Problem requirements:
Examine the records and identify each line that includes the string "demo". Copy those lines.

Input rows:

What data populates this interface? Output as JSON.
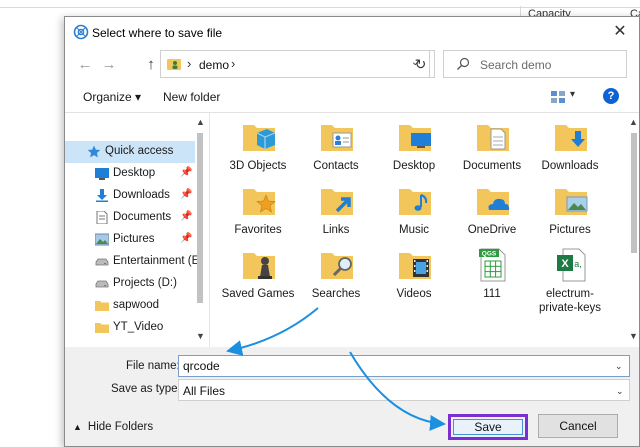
{
  "background": {
    "column_header": "Capacity",
    "column_header_2": "Ca"
  },
  "dialog": {
    "title": "Select where to save file",
    "title_icon": "electrum-icon",
    "close_symbol": "✕"
  },
  "address_bar": {
    "back_symbol": "←",
    "forward_symbol": "→",
    "up_symbol": "↑",
    "separator": "›",
    "path": "demo",
    "refresh_symbol": "↻",
    "search_placeholder": "Search demo"
  },
  "toolbar": {
    "organize_label": "Organize ▾",
    "new_folder_label": "New folder",
    "view_drop_symbol": "▾",
    "help_symbol": "?"
  },
  "navigation": {
    "items": [
      {
        "label": "Quick access",
        "icon": "star-icon",
        "pinned": false,
        "selected": true
      },
      {
        "label": "Desktop",
        "icon": "desktop-icon",
        "pinned": true
      },
      {
        "label": "Downloads",
        "icon": "download-icon",
        "pinned": true
      },
      {
        "label": "Documents",
        "icon": "document-icon",
        "pinned": true
      },
      {
        "label": "Pictures",
        "icon": "pictures-icon",
        "pinned": true
      },
      {
        "label": "Entertainment (E:",
        "icon": "drive-icon",
        "pinned": false
      },
      {
        "label": "Projects (D:)",
        "icon": "drive-icon",
        "pinned": false
      },
      {
        "label": "sapwood",
        "icon": "folder-icon",
        "pinned": false
      },
      {
        "label": "YT_Video",
        "icon": "folder-icon",
        "pinned": false
      }
    ],
    "pin_symbol": "📌"
  },
  "files": {
    "items": [
      {
        "label": "3D Objects",
        "icon": "3d-objects-folder-icon"
      },
      {
        "label": "Contacts",
        "icon": "contacts-folder-icon"
      },
      {
        "label": "Desktop",
        "icon": "desktop-folder-icon"
      },
      {
        "label": "Documents",
        "icon": "documents-folder-icon"
      },
      {
        "label": "Downloads",
        "icon": "downloads-folder-icon"
      },
      {
        "label": "Favorites",
        "icon": "favorites-folder-icon"
      },
      {
        "label": "Links",
        "icon": "links-folder-icon"
      },
      {
        "label": "Music",
        "icon": "music-folder-icon"
      },
      {
        "label": "OneDrive",
        "icon": "onedrive-folder-icon"
      },
      {
        "label": "Pictures",
        "icon": "pictures-folder-icon"
      },
      {
        "label": "Saved Games",
        "icon": "saved-games-folder-icon"
      },
      {
        "label": "Searches",
        "icon": "searches-folder-icon"
      },
      {
        "label": "Videos",
        "icon": "videos-folder-icon"
      },
      {
        "label": "111",
        "icon": "qgs-file-icon",
        "badge": "QGS"
      },
      {
        "label": "electrum-private-keys",
        "icon": "excel-file-icon",
        "badge": "X"
      }
    ]
  },
  "form": {
    "filename_label": "File name:",
    "filename_value": "qrcode",
    "save_as_type_label": "Save as type:",
    "save_as_type_value": "All Files",
    "drop_symbol": "⌄",
    "hide_folders_label": "Hide Folders",
    "save_label": "Save",
    "cancel_label": "Cancel"
  },
  "colors": {
    "accent": "#0d63d6",
    "folder": "#f2c65a",
    "highlight_box": "#7b2fd3",
    "annotation_arrow": "#1b8fe0",
    "selected_nav": "#cce4f7"
  }
}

Written answer:
    "path": "demo",
    "search_placeholder": "Search demo"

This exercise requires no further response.